TASK MATERIAL:

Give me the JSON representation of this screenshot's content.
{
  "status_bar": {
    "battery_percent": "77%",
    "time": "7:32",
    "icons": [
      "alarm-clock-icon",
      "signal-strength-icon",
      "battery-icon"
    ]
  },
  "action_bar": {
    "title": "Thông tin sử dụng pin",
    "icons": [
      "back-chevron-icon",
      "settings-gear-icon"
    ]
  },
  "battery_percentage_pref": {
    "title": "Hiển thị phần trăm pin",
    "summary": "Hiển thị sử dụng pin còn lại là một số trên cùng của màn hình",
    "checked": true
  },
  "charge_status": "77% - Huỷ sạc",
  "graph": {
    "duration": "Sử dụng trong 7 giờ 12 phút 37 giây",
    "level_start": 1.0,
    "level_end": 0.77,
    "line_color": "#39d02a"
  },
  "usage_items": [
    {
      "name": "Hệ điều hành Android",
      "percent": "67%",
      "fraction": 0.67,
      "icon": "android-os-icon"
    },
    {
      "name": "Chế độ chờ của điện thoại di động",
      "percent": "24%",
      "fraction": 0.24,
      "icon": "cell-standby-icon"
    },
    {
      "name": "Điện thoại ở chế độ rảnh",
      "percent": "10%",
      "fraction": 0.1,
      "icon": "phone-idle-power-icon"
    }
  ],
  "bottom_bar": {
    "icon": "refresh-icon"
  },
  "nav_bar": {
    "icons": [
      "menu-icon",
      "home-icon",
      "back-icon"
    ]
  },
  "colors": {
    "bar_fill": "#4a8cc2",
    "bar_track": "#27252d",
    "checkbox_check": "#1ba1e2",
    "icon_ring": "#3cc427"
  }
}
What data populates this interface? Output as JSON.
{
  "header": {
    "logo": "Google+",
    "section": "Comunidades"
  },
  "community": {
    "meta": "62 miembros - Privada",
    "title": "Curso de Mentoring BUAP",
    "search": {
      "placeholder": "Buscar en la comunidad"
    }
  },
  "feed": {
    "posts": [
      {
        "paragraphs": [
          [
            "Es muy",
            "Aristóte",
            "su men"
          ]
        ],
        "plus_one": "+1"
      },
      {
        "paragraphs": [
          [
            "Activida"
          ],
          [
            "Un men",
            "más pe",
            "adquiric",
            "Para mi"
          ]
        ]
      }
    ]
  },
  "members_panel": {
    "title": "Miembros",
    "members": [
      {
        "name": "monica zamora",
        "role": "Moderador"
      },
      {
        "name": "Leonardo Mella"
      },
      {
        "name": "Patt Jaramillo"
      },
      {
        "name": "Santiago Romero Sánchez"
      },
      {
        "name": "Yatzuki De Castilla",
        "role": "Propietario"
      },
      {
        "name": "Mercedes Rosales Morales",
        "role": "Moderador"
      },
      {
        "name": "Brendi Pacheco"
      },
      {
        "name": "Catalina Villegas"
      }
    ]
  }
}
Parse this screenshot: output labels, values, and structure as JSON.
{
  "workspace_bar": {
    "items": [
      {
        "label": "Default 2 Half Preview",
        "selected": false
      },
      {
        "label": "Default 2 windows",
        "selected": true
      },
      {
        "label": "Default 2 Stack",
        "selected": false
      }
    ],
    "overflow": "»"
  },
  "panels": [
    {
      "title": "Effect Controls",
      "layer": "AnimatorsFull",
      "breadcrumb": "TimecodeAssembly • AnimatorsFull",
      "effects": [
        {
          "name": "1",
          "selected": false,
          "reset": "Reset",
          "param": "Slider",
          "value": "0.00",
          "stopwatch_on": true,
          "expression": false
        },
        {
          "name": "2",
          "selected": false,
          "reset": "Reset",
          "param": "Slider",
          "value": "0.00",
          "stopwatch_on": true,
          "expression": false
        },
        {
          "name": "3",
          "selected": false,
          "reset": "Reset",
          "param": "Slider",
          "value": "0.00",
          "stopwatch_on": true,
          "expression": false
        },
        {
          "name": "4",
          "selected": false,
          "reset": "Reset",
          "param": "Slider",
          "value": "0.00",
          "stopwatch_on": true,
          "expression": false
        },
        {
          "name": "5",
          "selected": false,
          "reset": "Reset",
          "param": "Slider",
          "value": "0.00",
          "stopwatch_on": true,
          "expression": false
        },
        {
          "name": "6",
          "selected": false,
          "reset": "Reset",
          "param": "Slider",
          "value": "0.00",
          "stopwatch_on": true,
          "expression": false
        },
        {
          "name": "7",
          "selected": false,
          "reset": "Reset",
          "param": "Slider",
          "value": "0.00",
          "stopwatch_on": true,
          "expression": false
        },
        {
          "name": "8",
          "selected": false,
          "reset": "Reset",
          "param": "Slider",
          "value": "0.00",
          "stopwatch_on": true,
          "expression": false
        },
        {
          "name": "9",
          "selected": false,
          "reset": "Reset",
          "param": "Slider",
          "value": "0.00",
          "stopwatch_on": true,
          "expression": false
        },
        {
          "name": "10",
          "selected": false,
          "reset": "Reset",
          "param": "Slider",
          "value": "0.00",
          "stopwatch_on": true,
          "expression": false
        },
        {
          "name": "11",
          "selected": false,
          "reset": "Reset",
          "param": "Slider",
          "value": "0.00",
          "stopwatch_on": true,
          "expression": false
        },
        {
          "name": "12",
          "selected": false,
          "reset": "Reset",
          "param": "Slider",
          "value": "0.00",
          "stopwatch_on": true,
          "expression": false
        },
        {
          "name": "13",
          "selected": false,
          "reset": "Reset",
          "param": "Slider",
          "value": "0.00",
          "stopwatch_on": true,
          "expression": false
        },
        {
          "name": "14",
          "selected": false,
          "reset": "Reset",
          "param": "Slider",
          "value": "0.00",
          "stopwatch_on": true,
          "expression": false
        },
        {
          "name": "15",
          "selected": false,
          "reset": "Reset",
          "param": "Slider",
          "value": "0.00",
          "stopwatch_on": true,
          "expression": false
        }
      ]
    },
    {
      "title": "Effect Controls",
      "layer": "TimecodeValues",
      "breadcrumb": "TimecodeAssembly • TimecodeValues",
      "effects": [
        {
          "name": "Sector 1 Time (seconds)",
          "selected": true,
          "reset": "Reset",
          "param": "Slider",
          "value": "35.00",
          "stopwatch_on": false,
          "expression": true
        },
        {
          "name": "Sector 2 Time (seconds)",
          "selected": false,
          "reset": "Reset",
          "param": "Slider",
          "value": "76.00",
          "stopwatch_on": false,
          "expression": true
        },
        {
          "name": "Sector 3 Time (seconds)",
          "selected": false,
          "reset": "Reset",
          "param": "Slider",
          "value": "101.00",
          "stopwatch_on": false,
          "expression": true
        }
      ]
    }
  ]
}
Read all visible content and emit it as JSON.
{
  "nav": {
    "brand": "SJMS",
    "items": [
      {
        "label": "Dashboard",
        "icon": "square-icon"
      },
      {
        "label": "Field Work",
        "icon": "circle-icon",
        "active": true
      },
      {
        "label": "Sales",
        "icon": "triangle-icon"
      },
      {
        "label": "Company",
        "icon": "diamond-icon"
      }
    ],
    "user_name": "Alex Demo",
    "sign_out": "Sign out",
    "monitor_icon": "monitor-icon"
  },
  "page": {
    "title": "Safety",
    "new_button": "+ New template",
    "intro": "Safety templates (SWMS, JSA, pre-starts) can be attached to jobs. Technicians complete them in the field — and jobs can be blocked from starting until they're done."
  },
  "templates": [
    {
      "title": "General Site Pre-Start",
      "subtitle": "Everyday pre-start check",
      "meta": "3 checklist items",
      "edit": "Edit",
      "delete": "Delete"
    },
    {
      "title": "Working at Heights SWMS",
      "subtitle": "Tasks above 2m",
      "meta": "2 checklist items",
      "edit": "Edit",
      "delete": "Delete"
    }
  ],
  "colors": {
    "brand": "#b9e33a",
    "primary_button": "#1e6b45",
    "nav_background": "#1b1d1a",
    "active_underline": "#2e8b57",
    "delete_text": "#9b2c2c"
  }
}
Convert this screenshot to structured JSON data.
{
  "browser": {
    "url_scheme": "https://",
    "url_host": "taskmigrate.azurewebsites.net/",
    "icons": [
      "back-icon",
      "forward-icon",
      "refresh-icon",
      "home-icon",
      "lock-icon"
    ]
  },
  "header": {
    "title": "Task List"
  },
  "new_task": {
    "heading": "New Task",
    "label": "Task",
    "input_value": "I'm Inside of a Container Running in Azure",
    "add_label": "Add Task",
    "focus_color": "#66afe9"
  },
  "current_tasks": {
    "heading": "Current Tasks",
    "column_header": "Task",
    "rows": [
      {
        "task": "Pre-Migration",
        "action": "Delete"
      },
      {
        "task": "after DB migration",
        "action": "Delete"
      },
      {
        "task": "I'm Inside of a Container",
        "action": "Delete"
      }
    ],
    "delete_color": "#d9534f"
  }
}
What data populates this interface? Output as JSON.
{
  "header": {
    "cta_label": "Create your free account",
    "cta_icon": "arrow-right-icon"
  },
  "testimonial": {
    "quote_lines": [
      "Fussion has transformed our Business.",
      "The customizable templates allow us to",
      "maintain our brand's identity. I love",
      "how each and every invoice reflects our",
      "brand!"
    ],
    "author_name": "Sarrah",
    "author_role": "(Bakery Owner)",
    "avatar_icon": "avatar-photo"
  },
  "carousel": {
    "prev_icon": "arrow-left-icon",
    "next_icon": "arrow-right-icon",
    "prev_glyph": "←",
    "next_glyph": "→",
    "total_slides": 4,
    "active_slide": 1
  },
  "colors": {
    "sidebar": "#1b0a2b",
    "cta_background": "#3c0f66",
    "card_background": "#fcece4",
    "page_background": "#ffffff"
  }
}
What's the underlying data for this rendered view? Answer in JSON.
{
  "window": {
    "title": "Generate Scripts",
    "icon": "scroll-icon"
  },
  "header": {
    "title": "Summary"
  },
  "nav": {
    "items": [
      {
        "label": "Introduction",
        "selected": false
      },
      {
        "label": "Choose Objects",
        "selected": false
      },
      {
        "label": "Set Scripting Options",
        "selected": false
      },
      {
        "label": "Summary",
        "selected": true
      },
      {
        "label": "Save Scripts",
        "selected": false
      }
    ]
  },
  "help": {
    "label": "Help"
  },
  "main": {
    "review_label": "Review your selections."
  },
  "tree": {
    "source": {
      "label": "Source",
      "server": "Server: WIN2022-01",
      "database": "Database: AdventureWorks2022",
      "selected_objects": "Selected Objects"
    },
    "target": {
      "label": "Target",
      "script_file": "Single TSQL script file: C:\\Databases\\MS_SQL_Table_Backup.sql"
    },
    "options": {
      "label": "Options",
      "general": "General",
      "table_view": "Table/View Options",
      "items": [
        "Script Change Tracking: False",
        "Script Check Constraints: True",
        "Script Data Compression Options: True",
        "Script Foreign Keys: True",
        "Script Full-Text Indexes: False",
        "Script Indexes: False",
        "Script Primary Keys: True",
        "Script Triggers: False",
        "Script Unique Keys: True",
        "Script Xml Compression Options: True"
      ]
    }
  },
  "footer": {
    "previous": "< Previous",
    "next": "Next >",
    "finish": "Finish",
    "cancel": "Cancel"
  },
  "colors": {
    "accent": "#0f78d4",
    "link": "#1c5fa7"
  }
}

WORK REQUIRED:
Which lines contain the word "brand"? Copy each of them.

RESULT FOR THIS EXERCISE:
    "brand": "SJMS",
    "brand": "#b9e33a",
      "maintain our brand's identity. I love",
      "brand!"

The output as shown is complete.